— Begin INPUT DATA —

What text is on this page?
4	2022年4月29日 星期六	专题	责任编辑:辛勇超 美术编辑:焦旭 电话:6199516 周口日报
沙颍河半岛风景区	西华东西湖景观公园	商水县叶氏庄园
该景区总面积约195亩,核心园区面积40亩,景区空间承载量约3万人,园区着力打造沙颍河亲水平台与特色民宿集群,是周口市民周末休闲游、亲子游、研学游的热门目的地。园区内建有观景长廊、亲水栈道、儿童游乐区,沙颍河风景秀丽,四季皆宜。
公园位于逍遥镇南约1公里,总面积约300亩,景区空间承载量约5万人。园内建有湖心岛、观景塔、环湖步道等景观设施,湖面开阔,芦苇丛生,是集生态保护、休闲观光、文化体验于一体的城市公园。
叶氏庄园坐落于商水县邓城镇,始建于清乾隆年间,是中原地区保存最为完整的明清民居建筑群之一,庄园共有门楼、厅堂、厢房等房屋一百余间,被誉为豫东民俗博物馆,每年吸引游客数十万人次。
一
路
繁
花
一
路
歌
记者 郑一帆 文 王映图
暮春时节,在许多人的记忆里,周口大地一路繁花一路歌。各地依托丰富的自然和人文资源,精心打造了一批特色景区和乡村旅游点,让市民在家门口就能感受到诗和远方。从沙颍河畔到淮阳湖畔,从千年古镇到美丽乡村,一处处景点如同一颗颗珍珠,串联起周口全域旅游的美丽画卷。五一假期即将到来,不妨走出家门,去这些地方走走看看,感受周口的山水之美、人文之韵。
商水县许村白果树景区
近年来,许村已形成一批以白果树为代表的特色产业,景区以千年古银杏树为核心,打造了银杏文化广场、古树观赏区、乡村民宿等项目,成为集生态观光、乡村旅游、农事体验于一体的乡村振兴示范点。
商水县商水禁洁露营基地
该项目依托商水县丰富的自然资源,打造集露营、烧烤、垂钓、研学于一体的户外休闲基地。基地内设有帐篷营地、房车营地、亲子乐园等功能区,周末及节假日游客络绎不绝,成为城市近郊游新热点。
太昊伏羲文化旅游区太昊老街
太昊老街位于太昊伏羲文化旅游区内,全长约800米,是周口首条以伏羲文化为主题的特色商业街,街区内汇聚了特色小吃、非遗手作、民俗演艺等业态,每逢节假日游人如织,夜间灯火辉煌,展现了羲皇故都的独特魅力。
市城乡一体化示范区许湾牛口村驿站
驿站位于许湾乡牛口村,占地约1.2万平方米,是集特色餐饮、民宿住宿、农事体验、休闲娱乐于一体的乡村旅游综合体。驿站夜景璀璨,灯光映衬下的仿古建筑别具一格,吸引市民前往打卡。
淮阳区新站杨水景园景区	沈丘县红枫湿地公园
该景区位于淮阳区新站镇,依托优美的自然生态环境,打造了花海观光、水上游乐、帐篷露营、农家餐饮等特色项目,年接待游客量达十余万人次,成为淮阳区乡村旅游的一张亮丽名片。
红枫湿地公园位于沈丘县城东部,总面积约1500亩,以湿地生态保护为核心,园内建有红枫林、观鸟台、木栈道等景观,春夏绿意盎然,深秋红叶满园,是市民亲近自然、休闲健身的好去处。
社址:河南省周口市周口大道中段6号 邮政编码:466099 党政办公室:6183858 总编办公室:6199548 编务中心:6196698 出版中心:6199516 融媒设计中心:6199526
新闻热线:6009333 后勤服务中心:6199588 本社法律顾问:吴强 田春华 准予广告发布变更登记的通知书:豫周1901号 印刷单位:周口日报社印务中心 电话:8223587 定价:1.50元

— End INPUT DATA —

WHAT THE TASK ASKS:
Extract all the material, leaving every line as it is.

RESULT:
What text is on this page?
4	2022年4月29日 星期六	专题	责任编辑:辛勇超 美术编辑:焦旭 电话:6199516 周口日报
沙颍河半岛风景区	西华东西湖景观公园	商水县叶氏庄园
该景区总面积约195亩,核心园区面积40亩,景区空间承载量约3万人,园区着力打造沙颍河亲水平台与特色民宿集群,是周口市民周末休闲游、亲子游、研学游的热门目的地。园区内建有观景长廊、亲水栈道、儿童游乐区,沙颍河风景秀丽,四季皆宜。
公园位于逍遥镇南约1公里,总面积约300亩,景区空间承载量约5万人。园内建有湖心岛、观景塔、环湖步道等景观设施,湖面开阔,芦苇丛生,是集生态保护、休闲观光、文化体验于一体的城市公园。
叶氏庄园坐落于商水县邓城镇,始建于清乾隆年间,是中原地区保存最为完整的明清民居建筑群之一,庄园共有门楼、厅堂、厢房等房屋一百余间,被誉为豫东民俗博物馆,每年吸引游客数十万人次。
一
路
繁
花
一
路
歌
记者 郑一帆 文 王映图
暮春时节,在许多人的记忆里,周口大地一路繁花一路歌。各地依托丰富的自然和人文资源,精心打造了一批特色景区和乡村旅游点,让市民在家门口就能感受到诗和远方。从沙颍河畔到淮阳湖畔,从千年古镇到美丽乡村,一处处景点如同一颗颗珍珠,串联起周口全域旅游的美丽画卷。五一假期即将到来,不妨走出家门,去这些地方走走看看,感受周口的山水之美、人文之韵。
商水县许村白果树景区
近年来,许村已形成一批以白果树为代表的特色产业,景区以千年古银杏树为核心,打造了银杏文化广场、古树观赏区、乡村民宿等项目,成为集生态观光、乡村旅游、农事体验于一体的乡村振兴示范点。
商水县商水禁洁露营基地
该项目依托商水县丰富的自然资源,打造集露营、烧烤、垂钓、研学于一体的户外休闲基地。基地内设有帐篷营地、房车营地、亲子乐园等功能区,周末及节假日游客络绎不绝,成为城市近郊游新热点。
太昊伏羲文化旅游区太昊老街
太昊老街位于太昊伏羲文化旅游区内,全长约800米,是周口首条以伏羲文化为主题的特色商业街,街区内汇聚了特色小吃、非遗手作、民俗演艺等业态,每逢节假日游人如织,夜间灯火辉煌,展现了羲皇故都的独特魅力。
市城乡一体化示范区许湾牛口村驿站
驿站位于许湾乡牛口村,占地约1.2万平方米,是集特色餐饮、民宿住宿、农事体验、休闲娱乐于一体的乡村旅游综合体。驿站夜景璀璨,灯光映衬下的仿古建筑别具一格,吸引市民前往打卡。
淮阳区新站杨水景园景区	沈丘县红枫湿地公园
该景区位于淮阳区新站镇,依托优美的自然生态环境,打造了花海观光、水上游乐、帐篷露营、农家餐饮等特色项目,年接待游客量达十余万人次,成为淮阳区乡村旅游的一张亮丽名片。
红枫湿地公园位于沈丘县城东部,总面积约1500亩,以湿地生态保护为核心,园内建有红枫林、观鸟台、木栈道等景观,春夏绿意盎然,深秋红叶满园,是市民亲近自然、休闲健身的好去处。
社址:河南省周口市周口大道中段6号 邮政编码:466099 党政办公室:6183858 总编办公室:6199548 编务中心:6196698 出版中心:6199516 融媒设计中心:6199526
新闻热线:6009333 后勤服务中心:6199588 本社法律顾问:吴强 田春华 准予广告发布变更登记的通知书:豫周1901号 印刷单位:周口日报社印务中心 电话:8223587 定价:1.50元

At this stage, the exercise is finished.